REQUIRED TASK: Report every line from the material that contains the word "dispersion".

DATA IN THIS EXERCISE:

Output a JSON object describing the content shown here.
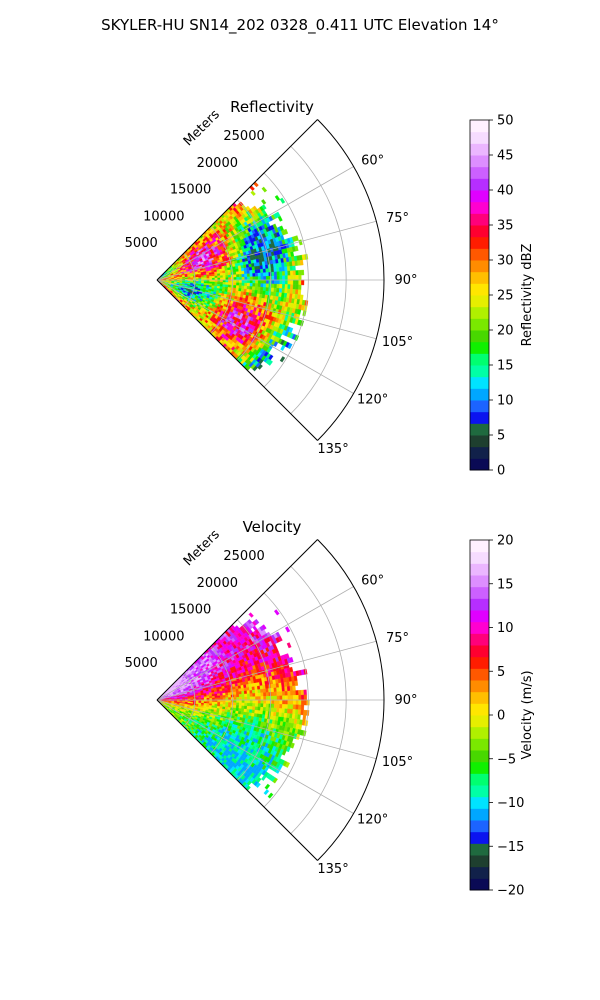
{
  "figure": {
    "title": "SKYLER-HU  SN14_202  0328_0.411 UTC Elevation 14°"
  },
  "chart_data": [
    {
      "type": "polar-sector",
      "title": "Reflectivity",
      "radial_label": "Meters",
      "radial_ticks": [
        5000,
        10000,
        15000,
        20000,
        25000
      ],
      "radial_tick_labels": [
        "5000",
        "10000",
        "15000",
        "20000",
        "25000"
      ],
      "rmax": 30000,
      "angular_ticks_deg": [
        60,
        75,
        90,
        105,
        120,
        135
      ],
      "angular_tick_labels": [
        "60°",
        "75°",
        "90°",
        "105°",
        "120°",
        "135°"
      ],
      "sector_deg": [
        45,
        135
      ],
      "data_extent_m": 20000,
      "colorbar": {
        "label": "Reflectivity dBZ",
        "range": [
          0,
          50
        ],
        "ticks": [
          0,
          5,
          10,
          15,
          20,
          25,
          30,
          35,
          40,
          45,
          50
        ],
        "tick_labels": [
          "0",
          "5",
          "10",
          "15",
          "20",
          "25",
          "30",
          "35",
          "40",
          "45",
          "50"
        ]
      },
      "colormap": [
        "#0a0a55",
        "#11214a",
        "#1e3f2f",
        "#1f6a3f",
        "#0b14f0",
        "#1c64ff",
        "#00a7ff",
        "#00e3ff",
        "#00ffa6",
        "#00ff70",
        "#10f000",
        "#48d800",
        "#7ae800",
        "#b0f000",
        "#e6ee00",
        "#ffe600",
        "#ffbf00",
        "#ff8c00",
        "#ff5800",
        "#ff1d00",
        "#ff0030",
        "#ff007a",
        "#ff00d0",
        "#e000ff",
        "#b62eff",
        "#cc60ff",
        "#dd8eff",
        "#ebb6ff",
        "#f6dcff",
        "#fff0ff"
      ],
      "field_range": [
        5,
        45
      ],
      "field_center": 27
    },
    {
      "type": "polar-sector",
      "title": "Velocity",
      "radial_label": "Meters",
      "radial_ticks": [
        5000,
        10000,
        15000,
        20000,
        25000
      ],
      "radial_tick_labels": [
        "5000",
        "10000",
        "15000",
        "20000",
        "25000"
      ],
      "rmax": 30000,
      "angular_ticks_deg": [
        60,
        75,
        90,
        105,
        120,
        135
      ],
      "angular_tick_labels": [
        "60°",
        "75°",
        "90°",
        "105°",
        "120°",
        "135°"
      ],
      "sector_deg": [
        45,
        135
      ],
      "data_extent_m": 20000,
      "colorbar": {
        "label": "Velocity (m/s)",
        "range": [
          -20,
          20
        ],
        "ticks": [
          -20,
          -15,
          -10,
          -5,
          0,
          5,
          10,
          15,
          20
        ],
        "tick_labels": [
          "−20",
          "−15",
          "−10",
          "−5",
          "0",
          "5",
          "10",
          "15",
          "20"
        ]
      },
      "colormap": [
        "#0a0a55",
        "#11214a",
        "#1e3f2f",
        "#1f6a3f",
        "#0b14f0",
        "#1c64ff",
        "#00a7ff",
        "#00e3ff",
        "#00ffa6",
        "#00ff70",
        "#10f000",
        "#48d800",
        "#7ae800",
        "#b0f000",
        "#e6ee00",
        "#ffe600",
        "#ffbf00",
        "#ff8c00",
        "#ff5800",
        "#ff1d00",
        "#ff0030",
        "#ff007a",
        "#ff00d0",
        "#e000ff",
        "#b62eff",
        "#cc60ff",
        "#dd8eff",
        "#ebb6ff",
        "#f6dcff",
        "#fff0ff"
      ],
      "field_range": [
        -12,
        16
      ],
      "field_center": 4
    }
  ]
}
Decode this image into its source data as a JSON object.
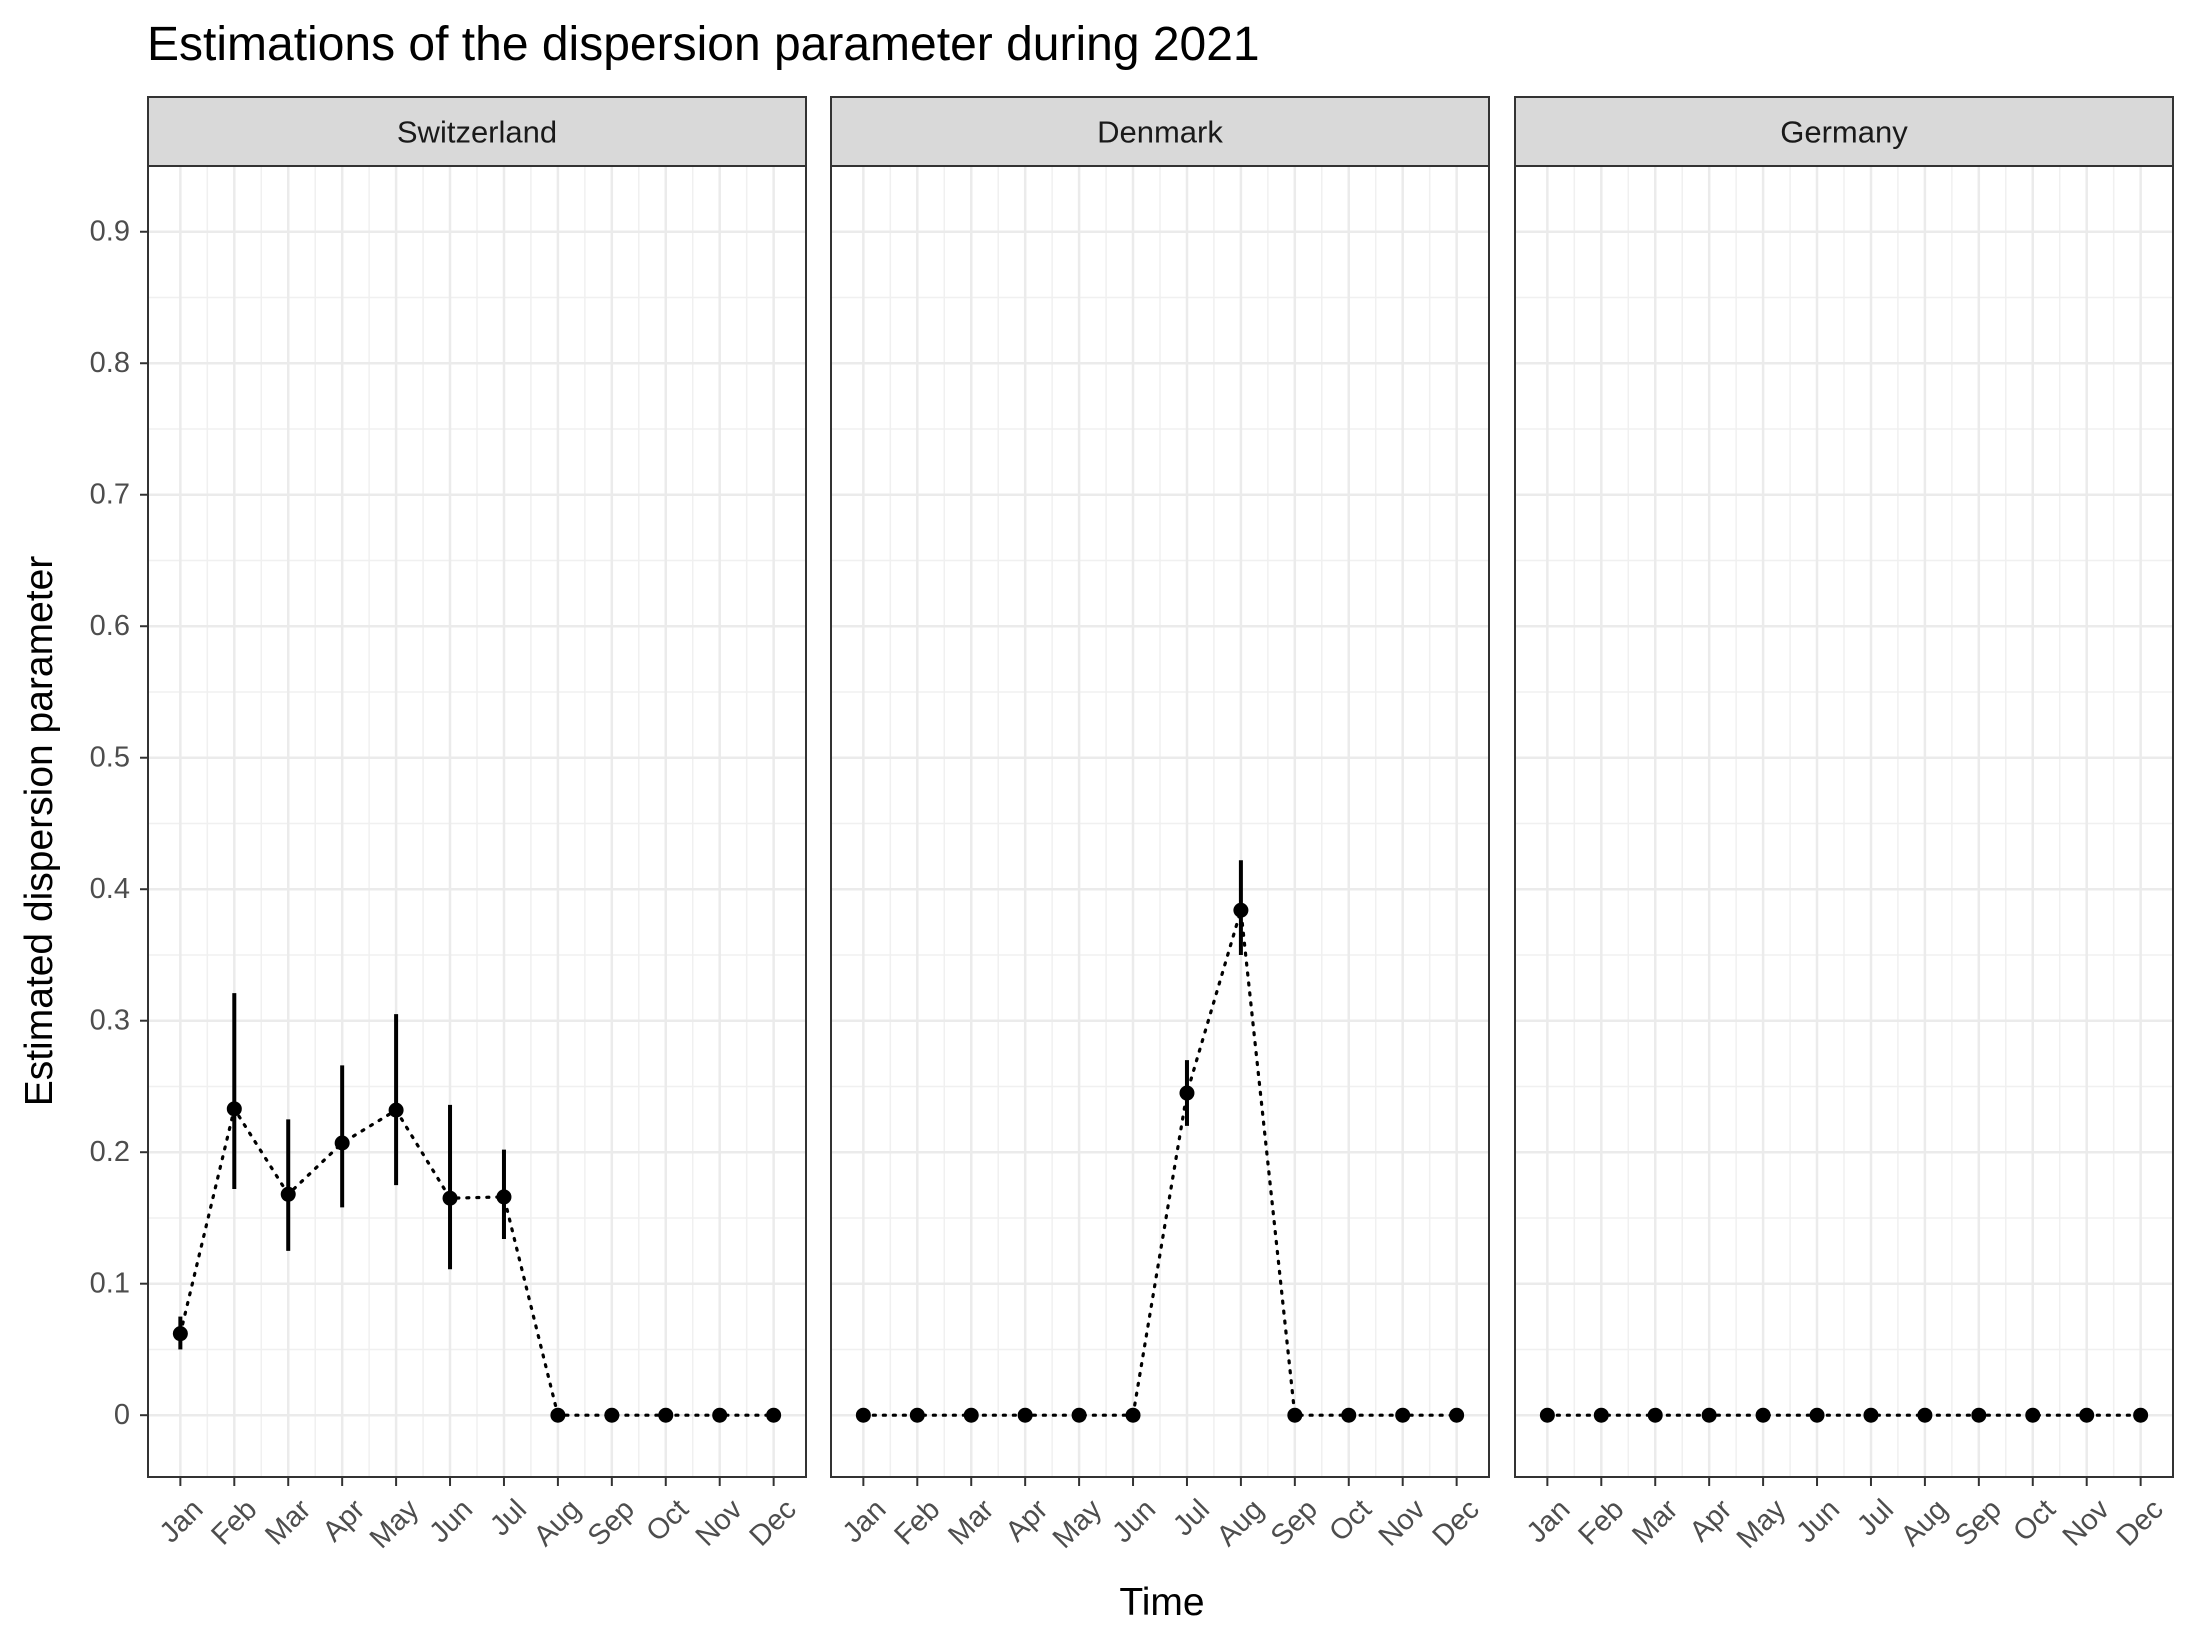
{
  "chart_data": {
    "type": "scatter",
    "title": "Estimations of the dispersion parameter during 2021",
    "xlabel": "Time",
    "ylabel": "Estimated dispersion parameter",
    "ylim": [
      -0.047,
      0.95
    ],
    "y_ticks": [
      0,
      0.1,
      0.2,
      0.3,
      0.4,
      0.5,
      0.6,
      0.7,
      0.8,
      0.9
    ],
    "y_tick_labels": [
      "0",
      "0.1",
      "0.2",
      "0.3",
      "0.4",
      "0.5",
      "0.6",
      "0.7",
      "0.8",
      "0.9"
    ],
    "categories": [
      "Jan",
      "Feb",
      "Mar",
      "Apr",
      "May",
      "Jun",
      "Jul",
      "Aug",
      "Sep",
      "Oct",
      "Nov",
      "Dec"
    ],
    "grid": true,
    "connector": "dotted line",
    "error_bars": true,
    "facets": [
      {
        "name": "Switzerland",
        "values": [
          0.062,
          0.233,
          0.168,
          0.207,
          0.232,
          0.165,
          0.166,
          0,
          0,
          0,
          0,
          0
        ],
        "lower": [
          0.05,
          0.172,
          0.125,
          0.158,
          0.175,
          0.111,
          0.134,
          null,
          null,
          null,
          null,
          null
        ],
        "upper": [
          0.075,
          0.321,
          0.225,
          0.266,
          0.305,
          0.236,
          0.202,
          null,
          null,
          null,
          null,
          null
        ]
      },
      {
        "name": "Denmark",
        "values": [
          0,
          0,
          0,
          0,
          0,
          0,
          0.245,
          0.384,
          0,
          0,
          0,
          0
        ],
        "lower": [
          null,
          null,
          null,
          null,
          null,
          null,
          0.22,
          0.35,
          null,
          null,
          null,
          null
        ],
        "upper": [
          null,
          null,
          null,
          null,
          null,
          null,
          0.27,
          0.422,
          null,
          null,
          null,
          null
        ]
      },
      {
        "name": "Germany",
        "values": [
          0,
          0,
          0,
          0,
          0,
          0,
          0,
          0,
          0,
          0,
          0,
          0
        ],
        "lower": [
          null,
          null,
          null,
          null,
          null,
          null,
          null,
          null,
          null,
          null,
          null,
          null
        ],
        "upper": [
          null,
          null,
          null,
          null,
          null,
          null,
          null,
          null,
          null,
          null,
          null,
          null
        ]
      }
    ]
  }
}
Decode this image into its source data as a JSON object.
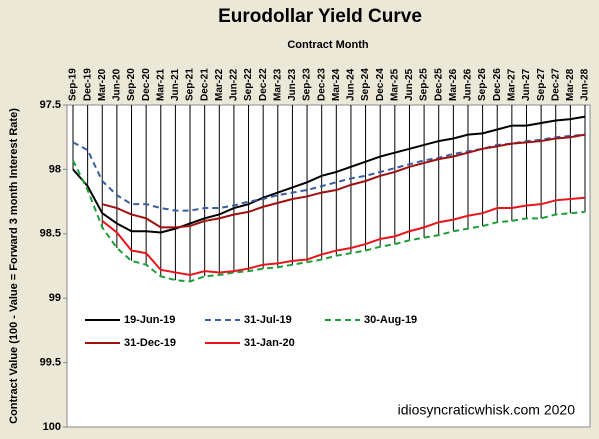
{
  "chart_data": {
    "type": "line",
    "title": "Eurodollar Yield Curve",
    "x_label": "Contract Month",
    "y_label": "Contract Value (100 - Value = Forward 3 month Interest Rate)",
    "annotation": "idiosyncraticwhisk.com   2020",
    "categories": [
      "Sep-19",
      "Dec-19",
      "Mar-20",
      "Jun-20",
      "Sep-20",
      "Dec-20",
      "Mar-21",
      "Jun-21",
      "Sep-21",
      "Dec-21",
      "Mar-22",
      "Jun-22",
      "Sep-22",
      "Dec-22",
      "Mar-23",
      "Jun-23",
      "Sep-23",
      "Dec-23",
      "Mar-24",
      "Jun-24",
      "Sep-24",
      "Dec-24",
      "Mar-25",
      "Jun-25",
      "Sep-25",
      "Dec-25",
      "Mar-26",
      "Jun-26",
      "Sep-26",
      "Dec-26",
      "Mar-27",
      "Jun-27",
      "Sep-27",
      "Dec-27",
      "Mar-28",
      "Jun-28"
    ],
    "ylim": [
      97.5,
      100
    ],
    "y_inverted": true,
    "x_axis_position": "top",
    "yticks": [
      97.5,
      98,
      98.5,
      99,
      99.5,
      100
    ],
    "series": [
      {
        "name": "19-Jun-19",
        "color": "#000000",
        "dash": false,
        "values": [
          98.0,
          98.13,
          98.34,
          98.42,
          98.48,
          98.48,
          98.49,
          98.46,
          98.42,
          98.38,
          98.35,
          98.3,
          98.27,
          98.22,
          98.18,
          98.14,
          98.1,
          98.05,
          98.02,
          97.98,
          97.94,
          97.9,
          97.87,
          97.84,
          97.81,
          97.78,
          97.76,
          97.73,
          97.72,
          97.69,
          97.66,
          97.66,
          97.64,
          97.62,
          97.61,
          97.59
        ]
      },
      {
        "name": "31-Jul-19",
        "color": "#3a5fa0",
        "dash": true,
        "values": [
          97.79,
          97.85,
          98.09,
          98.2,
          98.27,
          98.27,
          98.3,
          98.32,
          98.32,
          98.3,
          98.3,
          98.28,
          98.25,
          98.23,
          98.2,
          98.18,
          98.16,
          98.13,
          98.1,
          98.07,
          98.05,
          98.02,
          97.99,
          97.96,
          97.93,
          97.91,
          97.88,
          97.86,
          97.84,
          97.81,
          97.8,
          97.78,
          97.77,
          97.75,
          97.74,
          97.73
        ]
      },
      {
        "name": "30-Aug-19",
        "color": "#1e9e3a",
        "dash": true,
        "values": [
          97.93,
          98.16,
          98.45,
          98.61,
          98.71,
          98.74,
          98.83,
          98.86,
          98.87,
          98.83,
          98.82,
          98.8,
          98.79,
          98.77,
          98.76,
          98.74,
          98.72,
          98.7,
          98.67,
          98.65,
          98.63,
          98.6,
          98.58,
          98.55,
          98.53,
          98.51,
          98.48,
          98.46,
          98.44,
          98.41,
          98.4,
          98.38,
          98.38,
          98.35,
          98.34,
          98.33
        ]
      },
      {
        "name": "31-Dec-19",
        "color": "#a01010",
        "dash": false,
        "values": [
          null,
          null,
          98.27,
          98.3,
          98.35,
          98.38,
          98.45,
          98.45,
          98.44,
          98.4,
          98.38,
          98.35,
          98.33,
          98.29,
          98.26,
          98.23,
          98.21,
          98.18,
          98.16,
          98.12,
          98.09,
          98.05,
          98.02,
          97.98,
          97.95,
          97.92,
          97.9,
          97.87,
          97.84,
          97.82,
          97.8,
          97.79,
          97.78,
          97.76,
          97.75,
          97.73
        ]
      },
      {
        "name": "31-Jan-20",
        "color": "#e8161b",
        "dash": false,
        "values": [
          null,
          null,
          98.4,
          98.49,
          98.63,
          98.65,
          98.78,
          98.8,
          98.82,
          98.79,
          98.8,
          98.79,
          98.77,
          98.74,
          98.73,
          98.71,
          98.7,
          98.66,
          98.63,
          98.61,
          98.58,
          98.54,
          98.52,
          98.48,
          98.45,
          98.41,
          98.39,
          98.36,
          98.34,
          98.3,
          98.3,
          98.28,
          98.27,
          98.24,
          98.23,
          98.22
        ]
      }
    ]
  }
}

COMPLETED TASK:
    "title": "Estimations of the dispersion parameter during 2021",
    "ylabel": "Estimated dispersion parameter",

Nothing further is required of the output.